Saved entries
Begin

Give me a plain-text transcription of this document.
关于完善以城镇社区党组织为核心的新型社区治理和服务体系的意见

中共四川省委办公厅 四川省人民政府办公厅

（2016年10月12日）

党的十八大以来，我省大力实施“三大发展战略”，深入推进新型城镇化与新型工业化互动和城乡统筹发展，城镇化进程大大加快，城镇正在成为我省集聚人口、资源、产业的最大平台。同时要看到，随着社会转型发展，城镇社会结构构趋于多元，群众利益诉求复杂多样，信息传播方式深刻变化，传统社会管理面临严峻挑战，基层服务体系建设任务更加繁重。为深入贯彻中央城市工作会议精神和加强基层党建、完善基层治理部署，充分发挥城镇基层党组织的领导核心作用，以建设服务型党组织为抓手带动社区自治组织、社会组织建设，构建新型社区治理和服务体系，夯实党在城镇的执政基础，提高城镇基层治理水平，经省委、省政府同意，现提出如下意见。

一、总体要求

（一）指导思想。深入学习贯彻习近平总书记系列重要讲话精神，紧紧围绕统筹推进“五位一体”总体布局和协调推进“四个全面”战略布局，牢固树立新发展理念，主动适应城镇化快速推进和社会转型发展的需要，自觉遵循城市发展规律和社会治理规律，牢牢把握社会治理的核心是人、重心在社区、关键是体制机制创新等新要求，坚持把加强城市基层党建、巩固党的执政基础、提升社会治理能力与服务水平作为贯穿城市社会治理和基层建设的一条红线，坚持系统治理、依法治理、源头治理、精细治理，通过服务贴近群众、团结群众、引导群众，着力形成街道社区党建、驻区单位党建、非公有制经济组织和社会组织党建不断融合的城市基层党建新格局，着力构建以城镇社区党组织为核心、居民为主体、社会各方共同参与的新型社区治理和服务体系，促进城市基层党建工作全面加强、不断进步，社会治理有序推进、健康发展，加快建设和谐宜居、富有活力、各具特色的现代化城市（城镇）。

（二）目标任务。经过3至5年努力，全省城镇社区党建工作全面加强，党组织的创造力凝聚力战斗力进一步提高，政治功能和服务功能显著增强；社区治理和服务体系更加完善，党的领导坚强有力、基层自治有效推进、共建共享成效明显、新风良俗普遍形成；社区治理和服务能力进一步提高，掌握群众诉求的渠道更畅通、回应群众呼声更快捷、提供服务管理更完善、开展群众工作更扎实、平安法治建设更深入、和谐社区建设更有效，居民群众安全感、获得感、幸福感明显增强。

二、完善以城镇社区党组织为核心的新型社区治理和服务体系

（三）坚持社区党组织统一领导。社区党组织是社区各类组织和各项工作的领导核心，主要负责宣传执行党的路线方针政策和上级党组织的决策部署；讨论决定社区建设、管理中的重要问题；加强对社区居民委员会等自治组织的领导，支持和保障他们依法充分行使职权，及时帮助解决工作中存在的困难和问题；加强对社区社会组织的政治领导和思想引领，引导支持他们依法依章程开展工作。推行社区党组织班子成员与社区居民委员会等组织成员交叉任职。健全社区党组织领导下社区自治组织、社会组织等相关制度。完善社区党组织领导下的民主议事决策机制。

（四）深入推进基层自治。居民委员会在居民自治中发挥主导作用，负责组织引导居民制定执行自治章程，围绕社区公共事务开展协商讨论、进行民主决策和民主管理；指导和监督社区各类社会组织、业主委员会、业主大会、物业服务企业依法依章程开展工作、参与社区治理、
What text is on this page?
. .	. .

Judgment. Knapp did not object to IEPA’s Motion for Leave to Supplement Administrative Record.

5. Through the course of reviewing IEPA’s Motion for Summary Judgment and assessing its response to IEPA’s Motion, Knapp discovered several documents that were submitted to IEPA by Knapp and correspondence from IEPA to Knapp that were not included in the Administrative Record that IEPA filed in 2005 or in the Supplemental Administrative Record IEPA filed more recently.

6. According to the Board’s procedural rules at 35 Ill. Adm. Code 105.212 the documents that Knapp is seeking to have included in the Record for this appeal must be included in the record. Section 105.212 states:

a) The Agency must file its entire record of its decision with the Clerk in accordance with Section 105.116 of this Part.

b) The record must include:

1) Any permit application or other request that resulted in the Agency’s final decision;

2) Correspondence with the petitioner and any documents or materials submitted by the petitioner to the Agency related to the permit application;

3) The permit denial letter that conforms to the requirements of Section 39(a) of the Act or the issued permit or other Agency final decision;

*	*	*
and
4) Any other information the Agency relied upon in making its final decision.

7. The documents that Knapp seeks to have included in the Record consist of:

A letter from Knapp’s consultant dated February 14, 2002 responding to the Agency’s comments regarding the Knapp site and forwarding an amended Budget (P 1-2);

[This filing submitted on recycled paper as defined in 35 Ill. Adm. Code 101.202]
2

End

» STATED GOAL:
Repeat the material above in full, exactly as it stands.

» EXPECTED OUTPUT:
Give me a plain-text transcription of this document.
关于完善以城镇社区党组织为核心的新型社区治理和服务体系的意见

中共四川省委办公厅 四川省人民政府办公厅

（2016年10月12日）

党的十八大以来，我省大力实施“三大发展战略”，深入推进新型城镇化与新型工业化互动和城乡统筹发展，城镇化进程大大加快，城镇正在成为我省集聚人口、资源、产业的最大平台。同时要看到，随着社会转型发展，城镇社会结构构趋于多元，群众利益诉求复杂多样，信息传播方式深刻变化，传统社会管理面临严峻挑战，基层服务体系建设任务更加繁重。为深入贯彻中央城市工作会议精神和加强基层党建、完善基层治理部署，充分发挥城镇基层党组织的领导核心作用，以建设服务型党组织为抓手带动社区自治组织、社会组织建设，构建新型社区治理和服务体系，夯实党在城镇的执政基础，提高城镇基层治理水平，经省委、省政府同意，现提出如下意见。

一、总体要求

（一）指导思想。深入学习贯彻习近平总书记系列重要讲话精神，紧紧围绕统筹推进“五位一体”总体布局和协调推进“四个全面”战略布局，牢固树立新发展理念，主动适应城镇化快速推进和社会转型发展的需要，自觉遵循城市发展规律和社会治理规律，牢牢把握社会治理的核心是人、重心在社区、关键是体制机制创新等新要求，坚持把加强城市基层党建、巩固党的执政基础、提升社会治理能力与服务水平作为贯穿城市社会治理和基层建设的一条红线，坚持系统治理、依法治理、源头治理、精细治理，通过服务贴近群众、团结群众、引导群众，着力形成街道社区党建、驻区单位党建、非公有制经济组织和社会组织党建不断融合的城市基层党建新格局，着力构建以城镇社区党组织为核心、居民为主体、社会各方共同参与的新型社区治理和服务体系，促进城市基层党建工作全面加强、不断进步，社会治理有序推进、健康发展，加快建设和谐宜居、富有活力、各具特色的现代化城市（城镇）。

（二）目标任务。经过3至5年努力，全省城镇社区党建工作全面加强，党组织的创造力凝聚力战斗力进一步提高，政治功能和服务功能显著增强；社区治理和服务体系更加完善，党的领导坚强有力、基层自治有效推进、共建共享成效明显、新风良俗普遍形成；社区治理和服务能力进一步提高，掌握群众诉求的渠道更畅通、回应群众呼声更快捷、提供服务管理更完善、开展群众工作更扎实、平安法治建设更深入、和谐社区建设更有效，居民群众安全感、获得感、幸福感明显增强。

二、完善以城镇社区党组织为核心的新型社区治理和服务体系

（三）坚持社区党组织统一领导。社区党组织是社区各类组织和各项工作的领导核心，主要负责宣传执行党的路线方针政策和上级党组织的决策部署；讨论决定社区建设、管理中的重要问题；加强对社区居民委员会等自治组织的领导，支持和保障他们依法充分行使职权，及时帮助解决工作中存在的困难和问题；加强对社区社会组织的政治领导和思想引领，引导支持他们依法依章程开展工作。推行社区党组织班子成员与社区居民委员会等组织成员交叉任职。健全社区党组织领导下社区自治组织、社会组织等相关制度。完善社区党组织领导下的民主议事决策机制。

（四）深入推进基层自治。居民委员会在居民自治中发挥主导作用，负责组织引导居民制定执行自治章程，围绕社区公共事务开展协商讨论、进行民主决策和民主管理；指导和监督社区各类社会组织、业主委员会、业主大会、物业服务企业依法依章程开展工作、参与社区治理、
What text is on this page?
. .	. .

Judgment. Knapp did not object to IEPA’s Motion for Leave to Supplement Administrative Record.

5. Through the course of reviewing IEPA’s Motion for Summary Judgment and assessing its response to IEPA’s Motion, Knapp discovered several documents that were submitted to IEPA by Knapp and correspondence from IEPA to Knapp that were not included in the Administrative Record that IEPA filed in 2005 or in the Supplemental Administrative Record IEPA filed more recently.

6. According to the Board’s procedural rules at 35 Ill. Adm. Code 105.212 the documents that Knapp is seeking to have included in the Record for this appeal must be included in the record. Section 105.212 states:

a) The Agency must file its entire record of its decision with the Clerk in accordance with Section 105.116 of this Part.

b) The record must include:

1) Any permit application or other request that resulted in the Agency’s final decision;

2) Correspondence with the petitioner and any documents or materials submitted by the petitioner to the Agency related to the permit application;

3) The permit denial letter that conforms to the requirements of Section 39(a) of the Act or the issued permit or other Agency final decision;

*	*	*
and
4) Any other information the Agency relied upon in making its final decision.

7. The documents that Knapp seeks to have included in the Record consist of:

A letter from Knapp’s consultant dated February 14, 2002 responding to the Agency’s comments regarding the Knapp site and forwarding an amended Budget (P 1-2);

[This filing submitted on recycled paper as defined in 35 Ill. Adm. Code 101.202]
2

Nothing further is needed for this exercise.